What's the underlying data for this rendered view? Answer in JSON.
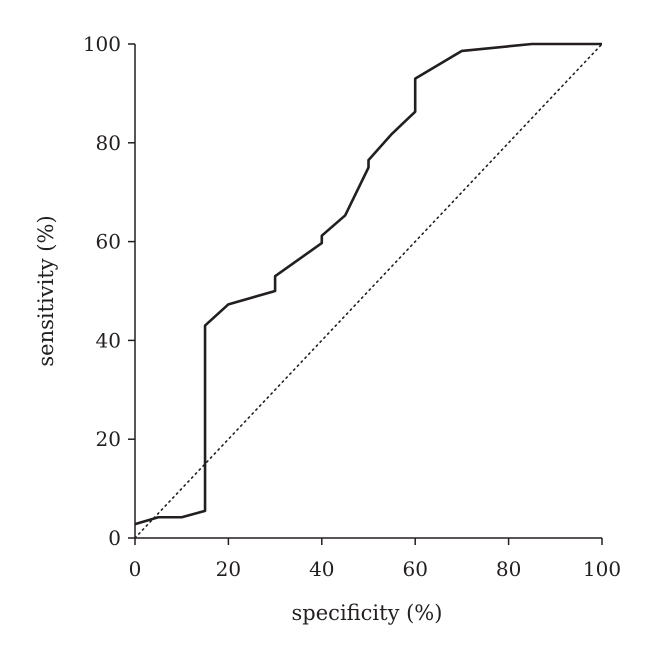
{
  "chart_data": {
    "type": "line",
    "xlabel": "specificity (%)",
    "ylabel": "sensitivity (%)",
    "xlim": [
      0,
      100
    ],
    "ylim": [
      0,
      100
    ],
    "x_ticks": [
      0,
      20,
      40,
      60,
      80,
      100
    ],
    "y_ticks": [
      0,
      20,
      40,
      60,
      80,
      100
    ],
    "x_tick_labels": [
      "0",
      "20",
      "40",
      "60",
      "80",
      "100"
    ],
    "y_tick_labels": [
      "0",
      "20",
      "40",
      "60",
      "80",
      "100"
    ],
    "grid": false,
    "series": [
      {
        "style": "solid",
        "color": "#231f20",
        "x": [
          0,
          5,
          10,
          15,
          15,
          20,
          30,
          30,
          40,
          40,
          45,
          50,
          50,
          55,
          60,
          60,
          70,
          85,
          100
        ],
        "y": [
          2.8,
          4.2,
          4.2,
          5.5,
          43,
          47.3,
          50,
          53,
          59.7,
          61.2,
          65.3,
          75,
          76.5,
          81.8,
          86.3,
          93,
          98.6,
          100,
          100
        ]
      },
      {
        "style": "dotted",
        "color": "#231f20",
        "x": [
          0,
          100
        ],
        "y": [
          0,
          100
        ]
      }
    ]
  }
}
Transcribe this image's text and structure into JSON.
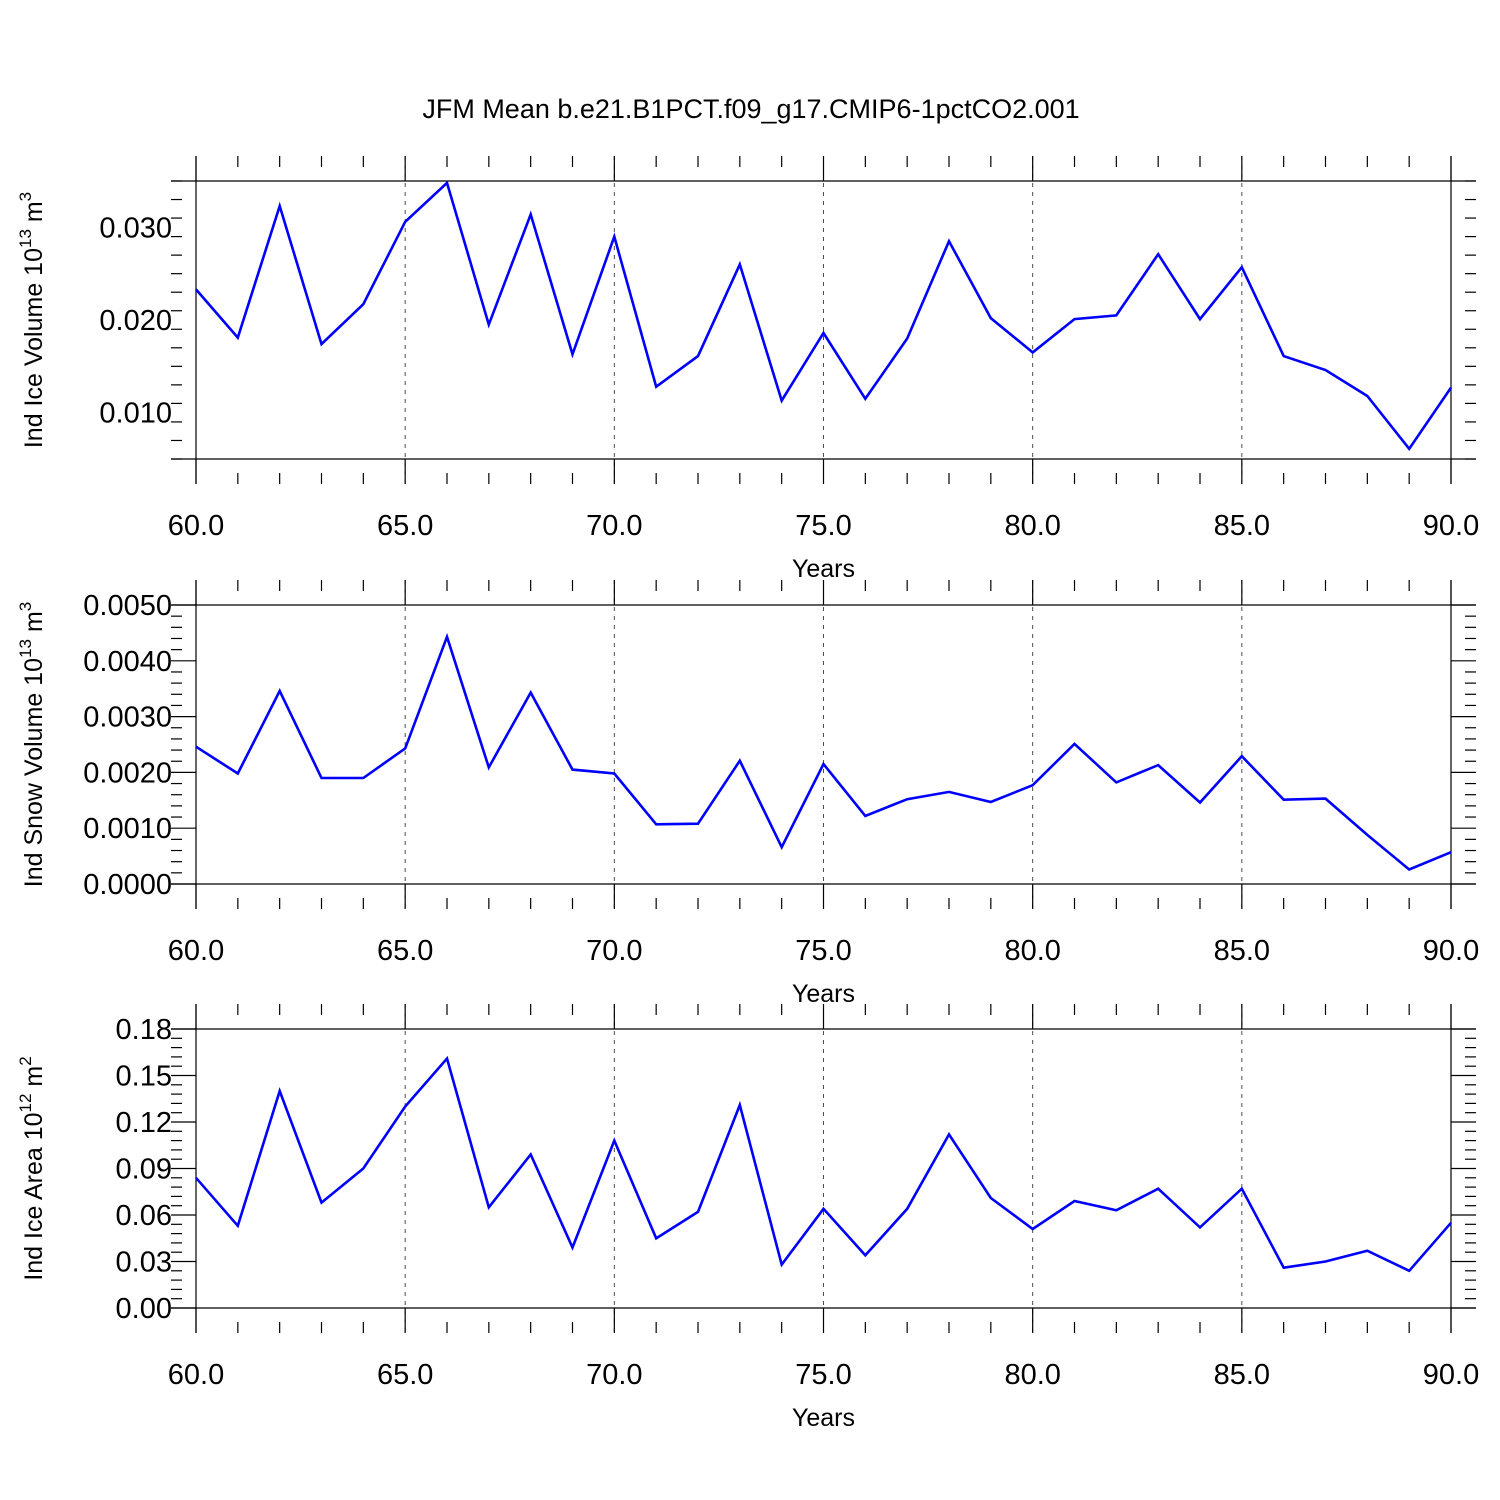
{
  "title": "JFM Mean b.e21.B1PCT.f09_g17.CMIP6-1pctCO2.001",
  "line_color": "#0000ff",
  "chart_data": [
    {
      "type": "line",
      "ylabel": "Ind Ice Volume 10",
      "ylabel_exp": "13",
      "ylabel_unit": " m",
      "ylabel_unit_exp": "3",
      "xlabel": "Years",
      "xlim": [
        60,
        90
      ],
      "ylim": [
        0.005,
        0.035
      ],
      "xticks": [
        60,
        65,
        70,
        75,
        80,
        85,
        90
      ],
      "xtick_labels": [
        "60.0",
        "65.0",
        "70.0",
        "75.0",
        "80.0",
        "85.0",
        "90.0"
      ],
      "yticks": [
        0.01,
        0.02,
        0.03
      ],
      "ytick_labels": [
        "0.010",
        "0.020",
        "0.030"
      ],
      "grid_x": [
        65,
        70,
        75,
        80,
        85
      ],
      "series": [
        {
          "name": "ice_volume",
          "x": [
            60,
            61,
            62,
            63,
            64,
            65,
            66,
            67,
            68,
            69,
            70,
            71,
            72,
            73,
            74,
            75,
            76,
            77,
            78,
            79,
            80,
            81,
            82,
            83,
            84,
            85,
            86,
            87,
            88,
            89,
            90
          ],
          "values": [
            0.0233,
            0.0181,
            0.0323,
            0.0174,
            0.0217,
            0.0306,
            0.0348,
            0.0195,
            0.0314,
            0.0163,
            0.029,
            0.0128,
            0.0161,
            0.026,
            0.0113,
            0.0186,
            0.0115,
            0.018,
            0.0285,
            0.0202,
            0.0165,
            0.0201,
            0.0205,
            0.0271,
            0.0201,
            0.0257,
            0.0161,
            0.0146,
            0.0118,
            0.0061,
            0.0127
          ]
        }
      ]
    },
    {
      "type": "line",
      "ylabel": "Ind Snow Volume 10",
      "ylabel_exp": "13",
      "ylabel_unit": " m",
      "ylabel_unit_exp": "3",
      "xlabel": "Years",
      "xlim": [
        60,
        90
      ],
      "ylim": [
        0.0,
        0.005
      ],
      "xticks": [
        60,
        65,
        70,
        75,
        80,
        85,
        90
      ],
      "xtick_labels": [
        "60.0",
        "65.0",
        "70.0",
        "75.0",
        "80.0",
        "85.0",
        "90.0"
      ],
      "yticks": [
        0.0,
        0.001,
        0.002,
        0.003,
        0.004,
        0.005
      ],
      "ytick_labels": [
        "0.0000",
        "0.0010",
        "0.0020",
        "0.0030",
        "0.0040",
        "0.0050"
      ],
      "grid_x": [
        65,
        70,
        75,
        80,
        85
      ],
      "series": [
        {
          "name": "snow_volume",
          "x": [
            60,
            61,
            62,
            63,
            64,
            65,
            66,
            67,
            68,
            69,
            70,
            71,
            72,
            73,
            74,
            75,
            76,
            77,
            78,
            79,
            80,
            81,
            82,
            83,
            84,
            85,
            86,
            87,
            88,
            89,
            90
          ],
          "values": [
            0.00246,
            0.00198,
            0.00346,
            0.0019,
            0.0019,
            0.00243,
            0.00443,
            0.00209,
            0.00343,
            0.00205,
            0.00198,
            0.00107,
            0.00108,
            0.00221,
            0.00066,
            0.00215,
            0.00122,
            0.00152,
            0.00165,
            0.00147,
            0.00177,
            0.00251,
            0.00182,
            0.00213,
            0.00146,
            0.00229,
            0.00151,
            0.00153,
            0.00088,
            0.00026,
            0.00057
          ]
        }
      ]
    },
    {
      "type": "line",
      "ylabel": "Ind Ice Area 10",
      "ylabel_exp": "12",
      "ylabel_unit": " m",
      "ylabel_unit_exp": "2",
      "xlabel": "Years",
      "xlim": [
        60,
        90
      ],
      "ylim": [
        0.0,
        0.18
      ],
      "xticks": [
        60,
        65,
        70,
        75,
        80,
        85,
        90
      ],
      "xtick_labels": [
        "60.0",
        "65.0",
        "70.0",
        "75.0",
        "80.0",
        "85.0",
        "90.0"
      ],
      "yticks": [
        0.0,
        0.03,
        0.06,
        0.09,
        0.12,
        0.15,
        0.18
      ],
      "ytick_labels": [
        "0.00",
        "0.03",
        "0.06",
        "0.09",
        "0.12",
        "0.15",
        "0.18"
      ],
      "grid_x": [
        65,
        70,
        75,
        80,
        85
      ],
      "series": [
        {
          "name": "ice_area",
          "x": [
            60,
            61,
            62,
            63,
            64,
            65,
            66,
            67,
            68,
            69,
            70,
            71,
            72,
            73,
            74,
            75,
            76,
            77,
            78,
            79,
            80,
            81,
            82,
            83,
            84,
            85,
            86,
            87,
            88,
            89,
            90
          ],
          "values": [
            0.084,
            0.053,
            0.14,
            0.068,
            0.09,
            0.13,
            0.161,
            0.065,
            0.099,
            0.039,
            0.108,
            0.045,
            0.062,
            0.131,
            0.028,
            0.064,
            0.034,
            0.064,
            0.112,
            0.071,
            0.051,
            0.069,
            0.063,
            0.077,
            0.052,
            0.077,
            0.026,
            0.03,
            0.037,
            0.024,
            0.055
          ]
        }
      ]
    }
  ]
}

> _Aim_
Reproduce every line exactly and omit all pictures.

> _Written answer_
What's the underlying data for this rendered view? Answer in JSON.
{
  "chart_data": {
    "type": "line",
    "xlabel": "specificity (%)",
    "ylabel": "sensitivity (%)",
    "xlim": [
      0,
      100
    ],
    "ylim": [
      0,
      100
    ],
    "x_ticks": [
      0,
      20,
      40,
      60,
      80,
      100
    ],
    "y_ticks": [
      0,
      20,
      40,
      60,
      80,
      100
    ],
    "x_tick_labels": [
      "0",
      "20",
      "40",
      "60",
      "80",
      "100"
    ],
    "y_tick_labels": [
      "0",
      "20",
      "40",
      "60",
      "80",
      "100"
    ],
    "grid": false,
    "series": [
      {
        "style": "solid",
        "color": "#231f20",
        "x": [
          0,
          5,
          10,
          15,
          15,
          20,
          30,
          30,
          40,
          40,
          45,
          50,
          50,
          55,
          60,
          60,
          70,
          85,
          100
        ],
        "y": [
          2.8,
          4.2,
          4.2,
          5.5,
          43,
          47.3,
          50,
          53,
          59.7,
          61.2,
          65.3,
          75,
          76.5,
          81.8,
          86.3,
          93,
          98.6,
          100,
          100
        ]
      },
      {
        "style": "dotted",
        "color": "#231f20",
        "x": [
          0,
          100
        ],
        "y": [
          0,
          100
        ]
      }
    ]
  }
}
Transcribe this image's text and structure into JSON.
{
  "title": "JFM Mean b.e21.B1PCT.f09_g17.CMIP6-1pctCO2.001",
  "line_color": "#0000ff",
  "chart_data": [
    {
      "type": "line",
      "ylabel": "Ind Ice Volume 10",
      "ylabel_exp": "13",
      "ylabel_unit": " m",
      "ylabel_unit_exp": "3",
      "xlabel": "Years",
      "xlim": [
        60,
        90
      ],
      "ylim": [
        0.005,
        0.035
      ],
      "xticks": [
        60,
        65,
        70,
        75,
        80,
        85,
        90
      ],
      "xtick_labels": [
        "60.0",
        "65.0",
        "70.0",
        "75.0",
        "80.0",
        "85.0",
        "90.0"
      ],
      "yticks": [
        0.01,
        0.02,
        0.03
      ],
      "ytick_labels": [
        "0.010",
        "0.020",
        "0.030"
      ],
      "grid_x": [
        65,
        70,
        75,
        80,
        85
      ],
      "series": [
        {
          "name": "ice_volume",
          "x": [
            60,
            61,
            62,
            63,
            64,
            65,
            66,
            67,
            68,
            69,
            70,
            71,
            72,
            73,
            74,
            75,
            76,
            77,
            78,
            79,
            80,
            81,
            82,
            83,
            84,
            85,
            86,
            87,
            88,
            89,
            90
          ],
          "values": [
            0.0233,
            0.0181,
            0.0323,
            0.0174,
            0.0217,
            0.0306,
            0.0348,
            0.0195,
            0.0314,
            0.0163,
            0.029,
            0.0128,
            0.0161,
            0.026,
            0.0113,
            0.0186,
            0.0115,
            0.018,
            0.0285,
            0.0202,
            0.0165,
            0.0201,
            0.0205,
            0.0271,
            0.0201,
            0.0257,
            0.0161,
            0.0146,
            0.0118,
            0.0061,
            0.0127
          ]
        }
      ]
    },
    {
      "type": "line",
      "ylabel": "Ind Snow Volume 10",
      "ylabel_exp": "13",
      "ylabel_unit": " m",
      "ylabel_unit_exp": "3",
      "xlabel": "Years",
      "xlim": [
        60,
        90
      ],
      "ylim": [
        0.0,
        0.005
      ],
      "xticks": [
        60,
        65,
        70,
        75,
        80,
        85,
        90
      ],
      "xtick_labels": [
        "60.0",
        "65.0",
        "70.0",
        "75.0",
        "80.0",
        "85.0",
        "90.0"
      ],
      "yticks": [
        0.0,
        0.001,
        0.002,
        0.003,
        0.004,
        0.005
      ],
      "ytick_labels": [
        "0.0000",
        "0.0010",
        "0.0020",
        "0.0030",
        "0.0040",
        "0.0050"
      ],
      "grid_x": [
        65,
        70,
        75,
        80,
        85
      ],
      "series": [
        {
          "name": "snow_volume",
          "x": [
            60,
            61,
            62,
            63,
            64,
            65,
            66,
            67,
            68,
            69,
            70,
            71,
            72,
            73,
            74,
            75,
            76,
            77,
            78,
            79,
            80,
            81,
            82,
            83,
            84,
            85,
            86,
            87,
            88,
            89,
            90
          ],
          "values": [
            0.00246,
            0.00198,
            0.00346,
            0.0019,
            0.0019,
            0.00243,
            0.00443,
            0.00209,
            0.00343,
            0.00205,
            0.00198,
            0.00107,
            0.00108,
            0.00221,
            0.00066,
            0.00215,
            0.00122,
            0.00152,
            0.00165,
            0.00147,
            0.00177,
            0.00251,
            0.00182,
            0.00213,
            0.00146,
            0.00229,
            0.00151,
            0.00153,
            0.00088,
            0.00026,
            0.00057
          ]
        }
      ]
    },
    {
      "type": "line",
      "ylabel": "Ind Ice Area 10",
      "ylabel_exp": "12",
      "ylabel_unit": " m",
      "ylabel_unit_exp": "2",
      "xlabel": "Years",
      "xlim": [
        60,
        90
      ],
      "ylim": [
        0.0,
        0.18
      ],
      "xticks": [
        60,
        65,
        70,
        75,
        80,
        85,
        90
      ],
      "xtick_labels": [
        "60.0",
        "65.0",
        "70.0",
        "75.0",
        "80.0",
        "85.0",
        "90.0"
      ],
      "yticks": [
        0.0,
        0.03,
        0.06,
        0.09,
        0.12,
        0.15,
        0.18
      ],
      "ytick_labels": [
        "0.00",
        "0.03",
        "0.06",
        "0.09",
        "0.12",
        "0.15",
        "0.18"
      ],
      "grid_x": [
        65,
        70,
        75,
        80,
        85
      ],
      "series": [
        {
          "name": "ice_area",
          "x": [
            60,
            61,
            62,
            63,
            64,
            65,
            66,
            67,
            68,
            69,
            70,
            71,
            72,
            73,
            74,
            75,
            76,
            77,
            78,
            79,
            80,
            81,
            82,
            83,
            84,
            85,
            86,
            87,
            88,
            89,
            90
          ],
          "values": [
            0.084,
            0.053,
            0.14,
            0.068,
            0.09,
            0.13,
            0.161,
            0.065,
            0.099,
            0.039,
            0.108,
            0.045,
            0.062,
            0.131,
            0.028,
            0.064,
            0.034,
            0.064,
            0.112,
            0.071,
            0.051,
            0.069,
            0.063,
            0.077,
            0.052,
            0.077,
            0.026,
            0.03,
            0.037,
            0.024,
            0.055
          ]
        }
      ]
    }
  ]
}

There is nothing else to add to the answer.